**Task directions**
Search the listing below for the string "changes" and copy every line where it occurs.

(Saved data entries)
_____

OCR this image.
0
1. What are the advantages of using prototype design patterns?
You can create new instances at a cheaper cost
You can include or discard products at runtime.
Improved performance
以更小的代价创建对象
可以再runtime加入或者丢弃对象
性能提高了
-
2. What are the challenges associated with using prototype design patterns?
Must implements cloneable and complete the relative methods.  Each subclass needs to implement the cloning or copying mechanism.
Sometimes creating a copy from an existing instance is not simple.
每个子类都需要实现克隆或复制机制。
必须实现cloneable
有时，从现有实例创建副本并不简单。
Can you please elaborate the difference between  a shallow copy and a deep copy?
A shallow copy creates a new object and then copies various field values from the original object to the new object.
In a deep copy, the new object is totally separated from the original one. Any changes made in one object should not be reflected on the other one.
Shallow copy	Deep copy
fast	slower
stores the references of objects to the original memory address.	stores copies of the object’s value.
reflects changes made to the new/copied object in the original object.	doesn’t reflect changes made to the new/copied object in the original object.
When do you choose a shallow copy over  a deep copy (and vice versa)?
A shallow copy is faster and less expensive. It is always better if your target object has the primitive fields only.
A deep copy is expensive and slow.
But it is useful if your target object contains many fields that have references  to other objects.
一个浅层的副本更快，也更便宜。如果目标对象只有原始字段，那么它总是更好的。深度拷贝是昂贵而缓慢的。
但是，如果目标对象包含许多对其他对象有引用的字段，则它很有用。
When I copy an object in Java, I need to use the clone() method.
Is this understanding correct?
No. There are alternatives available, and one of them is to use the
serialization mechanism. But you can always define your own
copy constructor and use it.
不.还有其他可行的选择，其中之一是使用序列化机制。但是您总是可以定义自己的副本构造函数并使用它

_____

**Result for this task**
In a deep copy, the new object is totally separated from the original one. Any changes made in one object should not be reflected on the other one.
reflects changes made to the new/copied object in the original object.	doesn’t reflect changes made to the new/copied object in the original object.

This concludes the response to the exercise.